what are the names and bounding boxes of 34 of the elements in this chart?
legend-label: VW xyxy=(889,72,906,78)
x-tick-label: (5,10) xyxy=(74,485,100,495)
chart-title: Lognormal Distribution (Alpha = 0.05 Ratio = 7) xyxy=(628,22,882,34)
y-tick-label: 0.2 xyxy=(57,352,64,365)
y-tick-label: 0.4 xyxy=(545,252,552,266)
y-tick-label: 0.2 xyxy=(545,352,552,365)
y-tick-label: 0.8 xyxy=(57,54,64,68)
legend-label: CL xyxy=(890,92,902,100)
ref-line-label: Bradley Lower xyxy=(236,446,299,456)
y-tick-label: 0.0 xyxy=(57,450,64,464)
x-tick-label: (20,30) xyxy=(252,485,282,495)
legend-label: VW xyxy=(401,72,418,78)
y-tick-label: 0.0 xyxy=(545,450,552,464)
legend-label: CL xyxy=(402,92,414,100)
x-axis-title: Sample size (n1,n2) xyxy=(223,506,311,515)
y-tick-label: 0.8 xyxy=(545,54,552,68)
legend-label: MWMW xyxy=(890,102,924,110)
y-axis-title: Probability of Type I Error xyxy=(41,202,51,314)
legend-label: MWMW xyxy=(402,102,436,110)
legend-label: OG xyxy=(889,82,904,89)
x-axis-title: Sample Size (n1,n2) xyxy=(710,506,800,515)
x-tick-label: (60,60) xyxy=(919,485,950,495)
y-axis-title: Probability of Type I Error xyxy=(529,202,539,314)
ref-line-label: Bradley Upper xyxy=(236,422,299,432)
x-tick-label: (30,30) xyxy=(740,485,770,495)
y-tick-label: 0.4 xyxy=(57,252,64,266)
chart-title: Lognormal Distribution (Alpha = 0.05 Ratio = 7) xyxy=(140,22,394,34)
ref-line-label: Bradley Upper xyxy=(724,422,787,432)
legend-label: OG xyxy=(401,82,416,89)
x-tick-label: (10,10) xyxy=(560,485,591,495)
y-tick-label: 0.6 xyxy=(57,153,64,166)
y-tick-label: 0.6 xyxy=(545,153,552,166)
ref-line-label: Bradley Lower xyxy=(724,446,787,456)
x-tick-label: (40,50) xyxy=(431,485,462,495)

++++++++

Descrição do exercício -
Copie todas as linhas acima, do começo ao fim, sem mudar nada.

Resolução detalhada -
what are the names and bounding boxes of 34 of the elements in this chart?
legend-label: VW xyxy=(889,72,906,78)
x-tick-label: (5,10) xyxy=(74,485,100,495)
chart-title: Lognormal Distribution (Alpha = 0.05 Ratio = 7) xyxy=(628,22,882,34)
y-tick-label: 0.2 xyxy=(57,352,64,365)
y-tick-label: 0.4 xyxy=(545,252,552,266)
y-tick-label: 0.2 xyxy=(545,352,552,365)
y-tick-label: 0.8 xyxy=(57,54,64,68)
legend-label: CL xyxy=(890,92,902,100)
ref-line-label: Bradley Lower xyxy=(236,446,299,456)
y-tick-label: 0.0 xyxy=(57,450,64,464)
x-tick-label: (20,30) xyxy=(252,485,282,495)
legend-label: VW xyxy=(401,72,418,78)
y-tick-label: 0.0 xyxy=(545,450,552,464)
legend-label: CL xyxy=(402,92,414,100)
x-axis-title: Sample size (n1,n2) xyxy=(223,506,311,515)
y-tick-label: 0.8 xyxy=(545,54,552,68)
legend-label: MWMW xyxy=(890,102,924,110)
y-axis-title: Probability of Type I Error xyxy=(41,202,51,314)
legend-label: MWMW xyxy=(402,102,436,110)
legend-label: OG xyxy=(889,82,904,89)
x-axis-title: Sample Size (n1,n2) xyxy=(710,506,800,515)
x-tick-label: (60,60) xyxy=(919,485,950,495)
y-axis-title: Probability of Type I Error xyxy=(529,202,539,314)
ref-line-label: Bradley Upper xyxy=(236,422,299,432)
x-tick-label: (30,30) xyxy=(740,485,770,495)
y-tick-label: 0.4 xyxy=(57,252,64,266)
chart-title: Lognormal Distribution (Alpha = 0.05 Ratio = 7) xyxy=(140,22,394,34)
ref-line-label: Bradley Upper xyxy=(724,422,787,432)
legend-label: OG xyxy=(401,82,416,89)
x-tick-label: (10,10) xyxy=(560,485,591,495)
y-tick-label: 0.6 xyxy=(57,153,64,166)
y-tick-label: 0.6 xyxy=(545,153,552,166)
ref-line-label: Bradley Lower xyxy=(724,446,787,456)
x-tick-label: (40,50) xyxy=(431,485,462,495)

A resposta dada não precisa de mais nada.